- _WRITTEN PROBLEM_: Extract every line of the material below and reproduce it faithfully.

- _SOURCE MATERIAL_:
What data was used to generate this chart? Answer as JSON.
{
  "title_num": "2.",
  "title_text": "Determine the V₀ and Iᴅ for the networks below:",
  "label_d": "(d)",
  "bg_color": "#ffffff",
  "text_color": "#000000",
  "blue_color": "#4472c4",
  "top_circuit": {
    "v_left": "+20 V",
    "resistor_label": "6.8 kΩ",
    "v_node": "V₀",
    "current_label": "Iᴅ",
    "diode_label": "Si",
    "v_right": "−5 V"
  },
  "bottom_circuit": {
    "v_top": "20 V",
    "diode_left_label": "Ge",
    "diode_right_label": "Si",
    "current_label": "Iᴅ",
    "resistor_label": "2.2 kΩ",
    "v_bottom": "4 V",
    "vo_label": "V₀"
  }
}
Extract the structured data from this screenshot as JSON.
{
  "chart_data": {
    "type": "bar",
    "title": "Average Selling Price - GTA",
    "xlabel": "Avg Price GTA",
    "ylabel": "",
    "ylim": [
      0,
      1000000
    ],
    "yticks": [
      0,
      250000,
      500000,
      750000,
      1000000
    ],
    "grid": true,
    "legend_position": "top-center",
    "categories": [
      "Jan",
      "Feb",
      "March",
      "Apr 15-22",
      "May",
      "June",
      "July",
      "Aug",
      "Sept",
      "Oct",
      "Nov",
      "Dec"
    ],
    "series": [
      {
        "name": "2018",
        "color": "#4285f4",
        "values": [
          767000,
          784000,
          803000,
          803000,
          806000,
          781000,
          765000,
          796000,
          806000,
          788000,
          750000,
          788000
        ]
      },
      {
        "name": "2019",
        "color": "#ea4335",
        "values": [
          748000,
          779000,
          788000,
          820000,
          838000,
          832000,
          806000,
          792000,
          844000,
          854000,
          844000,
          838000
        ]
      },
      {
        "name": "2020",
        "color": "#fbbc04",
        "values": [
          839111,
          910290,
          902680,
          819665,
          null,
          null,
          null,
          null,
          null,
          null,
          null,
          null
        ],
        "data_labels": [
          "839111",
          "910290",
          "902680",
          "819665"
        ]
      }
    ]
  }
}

- _WORKED ANSWER_:
What data was used to generate this chart? Answer as JSON.
{
  "title_num": "2.",
  "title_text": "Determine the V₀ and Iᴅ for the networks below:",
  "label_d": "(d)",
  "bg_color": "#ffffff",
  "text_color": "#000000",
  "blue_color": "#4472c4",
  "top_circuit": {
    "v_left": "+20 V",
    "resistor_label": "6.8 kΩ",
    "v_node": "V₀",
    "current_label": "Iᴅ",
    "diode_label": "Si",
    "v_right": "−5 V"
  },
  "bottom_circuit": {
    "v_top": "20 V",
    "diode_left_label": "Ge",
    "diode_right_label": "Si",
    "current_label": "Iᴅ",
    "resistor_label": "2.2 kΩ",
    "v_bottom": "4 V",
    "vo_label": "V₀"
  }
}
Extract the structured data from this screenshot as JSON.
{
  "chart_data": {
    "type": "bar",
    "title": "Average Selling Price - GTA",
    "xlabel": "Avg Price GTA",
    "ylabel": "",
    "ylim": [
      0,
      1000000
    ],
    "yticks": [
      0,
      250000,
      500000,
      750000,
      1000000
    ],
    "grid": true,
    "legend_position": "top-center",
    "categories": [
      "Jan",
      "Feb",
      "March",
      "Apr 15-22",
      "May",
      "June",
      "July",
      "Aug",
      "Sept",
      "Oct",
      "Nov",
      "Dec"
    ],
    "series": [
      {
        "name": "2018",
        "color": "#4285f4",
        "values": [
          767000,
          784000,
          803000,
          803000,
          806000,
          781000,
          765000,
          796000,
          806000,
          788000,
          750000,
          788000
        ]
      },
      {
        "name": "2019",
        "color": "#ea4335",
        "values": [
          748000,
          779000,
          788000,
          820000,
          838000,
          832000,
          806000,
          792000,
          844000,
          854000,
          844000,
          838000
        ]
      },
      {
        "name": "2020",
        "color": "#fbbc04",
        "values": [
          839111,
          910290,
          902680,
          819665,
          null,
          null,
          null,
          null,
          null,
          null,
          null,
          null
        ],
        "data_labels": [
          "839111",
          "910290",
          "902680",
          "819665"
        ]
      }
    ]
  }
}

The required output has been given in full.